**Entries shown:**

-------------------------

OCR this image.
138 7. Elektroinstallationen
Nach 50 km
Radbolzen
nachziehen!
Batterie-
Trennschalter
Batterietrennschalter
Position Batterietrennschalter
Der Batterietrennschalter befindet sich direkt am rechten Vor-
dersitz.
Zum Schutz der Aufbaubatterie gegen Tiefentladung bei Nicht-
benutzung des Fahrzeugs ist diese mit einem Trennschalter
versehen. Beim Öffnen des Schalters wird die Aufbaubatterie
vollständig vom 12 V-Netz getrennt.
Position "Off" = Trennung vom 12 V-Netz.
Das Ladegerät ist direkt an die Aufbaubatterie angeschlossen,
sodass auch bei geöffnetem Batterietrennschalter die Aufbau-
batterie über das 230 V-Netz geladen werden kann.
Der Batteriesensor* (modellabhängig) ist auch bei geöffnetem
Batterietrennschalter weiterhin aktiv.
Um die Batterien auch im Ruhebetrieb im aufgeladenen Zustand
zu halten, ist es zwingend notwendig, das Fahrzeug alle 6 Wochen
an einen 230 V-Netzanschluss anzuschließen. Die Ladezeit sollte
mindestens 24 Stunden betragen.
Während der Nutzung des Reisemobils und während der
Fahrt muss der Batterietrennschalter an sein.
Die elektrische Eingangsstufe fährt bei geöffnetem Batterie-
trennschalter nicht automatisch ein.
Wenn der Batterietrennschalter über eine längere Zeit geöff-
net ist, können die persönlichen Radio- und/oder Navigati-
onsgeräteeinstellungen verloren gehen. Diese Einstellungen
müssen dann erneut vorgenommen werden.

-------------------------

Above are the entries; give them back verbatim.

OCR this image.
138 7. Elektroinstallationen
Nach 50 km
Radbolzen
nachziehen!
Batterie-
Trennschalter
Batterietrennschalter
Position Batterietrennschalter
Der Batterietrennschalter befindet sich direkt am rechten Vor-
dersitz.
Zum Schutz der Aufbaubatterie gegen Tiefentladung bei Nicht-
benutzung des Fahrzeugs ist diese mit einem Trennschalter
versehen. Beim Öffnen des Schalters wird die Aufbaubatterie
vollständig vom 12 V-Netz getrennt.
Position "Off" = Trennung vom 12 V-Netz.
Das Ladegerät ist direkt an die Aufbaubatterie angeschlossen,
sodass auch bei geöffnetem Batterietrennschalter die Aufbau-
batterie über das 230 V-Netz geladen werden kann.
Der Batteriesensor* (modellabhängig) ist auch bei geöffnetem
Batterietrennschalter weiterhin aktiv.
Um die Batterien auch im Ruhebetrieb im aufgeladenen Zustand
zu halten, ist es zwingend notwendig, das Fahrzeug alle 6 Wochen
an einen 230 V-Netzanschluss anzuschließen. Die Ladezeit sollte
mindestens 24 Stunden betragen.
Während der Nutzung des Reisemobils und während der
Fahrt muss der Batterietrennschalter an sein.
Die elektrische Eingangsstufe fährt bei geöffnetem Batterie-
trennschalter nicht automatisch ein.
Wenn der Batterietrennschalter über eine längere Zeit geöff-
net ist, können die persönlichen Radio- und/oder Navigati-
onsgeräteeinstellungen verloren gehen. Diese Einstellungen
müssen dann erneut vorgenommen werden.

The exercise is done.